Data shown:
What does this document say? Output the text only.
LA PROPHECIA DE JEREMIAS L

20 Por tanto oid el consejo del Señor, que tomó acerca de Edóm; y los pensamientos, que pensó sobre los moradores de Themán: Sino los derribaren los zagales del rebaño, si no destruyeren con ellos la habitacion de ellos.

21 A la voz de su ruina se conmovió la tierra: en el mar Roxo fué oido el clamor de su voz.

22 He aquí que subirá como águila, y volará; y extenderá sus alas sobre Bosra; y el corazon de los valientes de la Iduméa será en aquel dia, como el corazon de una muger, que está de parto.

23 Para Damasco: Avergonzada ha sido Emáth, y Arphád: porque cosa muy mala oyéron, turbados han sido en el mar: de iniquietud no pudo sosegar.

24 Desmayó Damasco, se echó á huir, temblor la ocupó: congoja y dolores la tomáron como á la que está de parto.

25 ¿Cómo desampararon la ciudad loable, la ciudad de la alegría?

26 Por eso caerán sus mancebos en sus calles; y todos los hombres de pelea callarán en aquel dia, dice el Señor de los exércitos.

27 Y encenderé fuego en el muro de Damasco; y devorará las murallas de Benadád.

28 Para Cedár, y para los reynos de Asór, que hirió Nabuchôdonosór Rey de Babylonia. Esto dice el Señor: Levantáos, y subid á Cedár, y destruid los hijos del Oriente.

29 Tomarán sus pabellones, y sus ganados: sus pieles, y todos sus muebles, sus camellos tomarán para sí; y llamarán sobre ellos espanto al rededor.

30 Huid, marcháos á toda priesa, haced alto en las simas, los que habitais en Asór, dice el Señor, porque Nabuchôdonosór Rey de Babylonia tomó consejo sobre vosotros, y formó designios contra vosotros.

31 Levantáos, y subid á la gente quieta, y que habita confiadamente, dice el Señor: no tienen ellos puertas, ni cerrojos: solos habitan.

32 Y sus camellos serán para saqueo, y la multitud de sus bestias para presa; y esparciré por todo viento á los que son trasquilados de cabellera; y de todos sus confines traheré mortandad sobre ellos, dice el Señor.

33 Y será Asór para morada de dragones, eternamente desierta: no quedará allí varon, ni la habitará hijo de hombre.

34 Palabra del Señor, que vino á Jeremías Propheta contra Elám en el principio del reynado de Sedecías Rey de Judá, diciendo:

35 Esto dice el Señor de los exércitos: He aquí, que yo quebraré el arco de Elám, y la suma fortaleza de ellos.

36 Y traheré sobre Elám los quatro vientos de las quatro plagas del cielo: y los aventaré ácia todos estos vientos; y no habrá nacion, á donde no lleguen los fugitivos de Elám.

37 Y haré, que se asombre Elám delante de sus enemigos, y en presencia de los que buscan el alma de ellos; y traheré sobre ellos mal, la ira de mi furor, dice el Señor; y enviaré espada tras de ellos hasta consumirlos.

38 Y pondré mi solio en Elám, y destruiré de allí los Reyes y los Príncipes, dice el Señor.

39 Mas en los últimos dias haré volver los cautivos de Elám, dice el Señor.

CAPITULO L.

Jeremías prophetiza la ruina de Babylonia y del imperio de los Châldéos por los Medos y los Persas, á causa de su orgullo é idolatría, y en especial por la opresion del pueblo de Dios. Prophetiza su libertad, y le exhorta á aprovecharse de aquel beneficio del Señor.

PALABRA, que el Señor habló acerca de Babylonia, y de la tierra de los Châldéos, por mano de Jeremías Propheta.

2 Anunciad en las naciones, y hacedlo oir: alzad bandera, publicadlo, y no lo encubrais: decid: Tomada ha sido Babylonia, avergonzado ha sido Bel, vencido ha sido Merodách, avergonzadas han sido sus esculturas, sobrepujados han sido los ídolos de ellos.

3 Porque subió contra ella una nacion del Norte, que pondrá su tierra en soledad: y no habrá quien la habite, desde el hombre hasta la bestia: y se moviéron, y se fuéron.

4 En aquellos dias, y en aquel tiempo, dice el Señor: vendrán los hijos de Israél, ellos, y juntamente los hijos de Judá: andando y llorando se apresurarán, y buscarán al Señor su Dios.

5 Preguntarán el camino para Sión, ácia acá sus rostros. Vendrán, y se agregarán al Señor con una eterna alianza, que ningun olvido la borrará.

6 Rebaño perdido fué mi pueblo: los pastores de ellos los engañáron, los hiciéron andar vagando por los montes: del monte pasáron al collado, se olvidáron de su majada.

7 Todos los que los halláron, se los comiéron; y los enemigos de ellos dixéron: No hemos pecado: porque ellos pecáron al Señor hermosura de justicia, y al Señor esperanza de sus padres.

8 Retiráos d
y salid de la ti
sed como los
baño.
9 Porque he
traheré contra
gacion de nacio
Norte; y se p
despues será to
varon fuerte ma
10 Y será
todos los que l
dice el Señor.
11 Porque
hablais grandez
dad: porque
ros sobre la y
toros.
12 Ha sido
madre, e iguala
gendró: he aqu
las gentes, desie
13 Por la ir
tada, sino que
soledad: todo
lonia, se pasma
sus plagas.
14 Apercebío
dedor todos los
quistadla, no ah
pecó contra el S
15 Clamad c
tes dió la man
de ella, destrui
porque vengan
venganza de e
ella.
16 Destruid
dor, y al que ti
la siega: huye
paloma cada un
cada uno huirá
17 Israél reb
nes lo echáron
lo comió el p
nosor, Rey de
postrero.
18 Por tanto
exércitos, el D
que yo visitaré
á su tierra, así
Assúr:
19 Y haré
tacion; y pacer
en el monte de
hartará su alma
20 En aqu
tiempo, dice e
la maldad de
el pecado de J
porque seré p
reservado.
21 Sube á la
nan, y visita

Required work: Give an exact repetition of all the material.

Answer in full:
What does this document say? Output the text only.
LA PROPHECIA DE JEREMIAS L

20 Por tanto oid el consejo del Señor, que tomó acerca de Edóm; y los pensamientos, que pensó sobre los moradores de Themán: Sino los derribaren los zagales del rebaño, si no destruyeren con ellos la habitacion de ellos.

21 A la voz de su ruina se conmovió la tierra: en el mar Roxo fué oido el clamor de su voz.

22 He aquí que subirá como águila, y volará; y extenderá sus alas sobre Bosra; y el corazon de los valientes de la Iduméa será en aquel dia, como el corazon de una muger, que está de parto.

23 Para Damasco: Avergonzada ha sido Emáth, y Arphád: porque cosa muy mala oyéron, turbados han sido en el mar: de iniquietud no pudo sosegar.

24 Desmayó Damasco, se echó á huir, temblor la ocupó: congoja y dolores la tomáron como á la que está de parto.

25 ¿Cómo desampararon la ciudad loable, la ciudad de la alegría?

26 Por eso caerán sus mancebos en sus calles; y todos los hombres de pelea callarán en aquel dia, dice el Señor de los exércitos.

27 Y encenderé fuego en el muro de Damasco; y devorará las murallas de Benadád.

28 Para Cedár, y para los reynos de Asór, que hirió Nabuchôdonosór Rey de Babylonia. Esto dice el Señor: Levantáos, y subid á Cedár, y destruid los hijos del Oriente.

29 Tomarán sus pabellones, y sus ganados: sus pieles, y todos sus muebles, sus camellos tomarán para sí; y llamarán sobre ellos espanto al rededor.

30 Huid, marcháos á toda priesa, haced alto en las simas, los que habitais en Asór, dice el Señor, porque Nabuchôdonosór Rey de Babylonia tomó consejo sobre vosotros, y formó designios contra vosotros.

31 Levantáos, y subid á la gente quieta, y que habita confiadamente, dice el Señor: no tienen ellos puertas, ni cerrojos: solos habitan.

32 Y sus camellos serán para saqueo, y la multitud de sus bestias para presa; y esparciré por todo viento á los que son trasquilados de cabellera; y de todos sus confines traheré mortandad sobre ellos, dice el Señor.

33 Y será Asór para morada de dragones, eternamente desierta: no quedará allí varon, ni la habitará hijo de hombre.

34 Palabra del Señor, que vino á Jeremías Propheta contra Elám en el principio del reynado de Sedecías Rey de Judá, diciendo:

35 Esto dice el Señor de los exércitos: He aquí, que yo quebraré el arco de Elám, y la suma fortaleza de ellos.

36 Y traheré sobre Elám los quatro vientos de las quatro plagas del cielo: y los aventaré ácia todos estos vientos; y no habrá nacion, á donde no lleguen los fugitivos de Elám.

37 Y haré, que se asombre Elám delante de sus enemigos, y en presencia de los que buscan el alma de ellos; y traheré sobre ellos mal, la ira de mi furor, dice el Señor; y enviaré espada tras de ellos hasta consumirlos.

38 Y pondré mi solio en Elám, y destruiré de allí los Reyes y los Príncipes, dice el Señor.

39 Mas en los últimos dias haré volver los cautivos de Elám, dice el Señor.

CAPITULO L.

Jeremías prophetiza la ruina de Babylonia y del imperio de los Châldéos por los Medos y los Persas, á causa de su orgullo é idolatría, y en especial por la opresion del pueblo de Dios. Prophetiza su libertad, y le exhorta á aprovecharse de aquel beneficio del Señor.

PALABRA, que el Señor habló acerca de Babylonia, y de la tierra de los Châldéos, por mano de Jeremías Propheta.

2 Anunciad en las naciones, y hacedlo oir: alzad bandera, publicadlo, y no lo encubrais: decid: Tomada ha sido Babylonia, avergonzado ha sido Bel, vencido ha sido Merodách, avergonzadas han sido sus esculturas, sobrepujados han sido los ídolos de ellos.

3 Porque subió contra ella una nacion del Norte, que pondrá su tierra en soledad: y no habrá quien la habite, desde el hombre hasta la bestia: y se moviéron, y se fuéron.

4 En aquellos dias, y en aquel tiempo, dice el Señor: vendrán los hijos de Israél, ellos, y juntamente los hijos de Judá: andando y llorando se apresurarán, y buscarán al Señor su Dios.

5 Preguntarán el camino para Sión, ácia acá sus rostros. Vendrán, y se agregarán al Señor con una eterna alianza, que ningun olvido la borrará.

6 Rebaño perdido fué mi pueblo: los pastores de ellos los engañáron, los hiciéron andar vagando por los montes: del monte pasáron al collado, se olvidáron de su majada.

7 Todos los que los halláron, se los comiéron; y los enemigos de ellos dixéron: No hemos pecado: porque ellos pecáron al Señor hermosura de justicia, y al Señor esperanza de sus padres.

8 Retiráos d
y salid de la ti
sed como los
baño.
9 Porque he
traheré contra
gacion de nacio
Norte; y se p
despues será to
varon fuerte ma
10 Y será
todos los que l
dice el Señor.
11 Porque
hablais grandez
dad: porque
ros sobre la y
toros.
12 Ha sido
madre, e iguala
gendró: he aqu
las gentes, desie
13 Por la ir
tada, sino que
soledad: todo
lonia, se pasma
sus plagas.
14 Apercebío
dedor todos los
quistadla, no ah
pecó contra el S
15 Clamad c
tes dió la man
de ella, destrui
porque vengan
venganza de e
ella.
16 Destruid
dor, y al que ti
la siega: huye
paloma cada un
cada uno huirá
17 Israél reb
nes lo echáron
lo comió el p
nosor, Rey de
postrero.
18 Por tanto
exércitos, el D
que yo visitaré
á su tierra, así
Assúr:
19 Y haré
tacion; y pacer
en el monte de
hartará su alma
20 En aqu
tiempo, dice e
la maldad de
el pecado de J
porque seré p
reservado.
21 Sube á la
nan, y visita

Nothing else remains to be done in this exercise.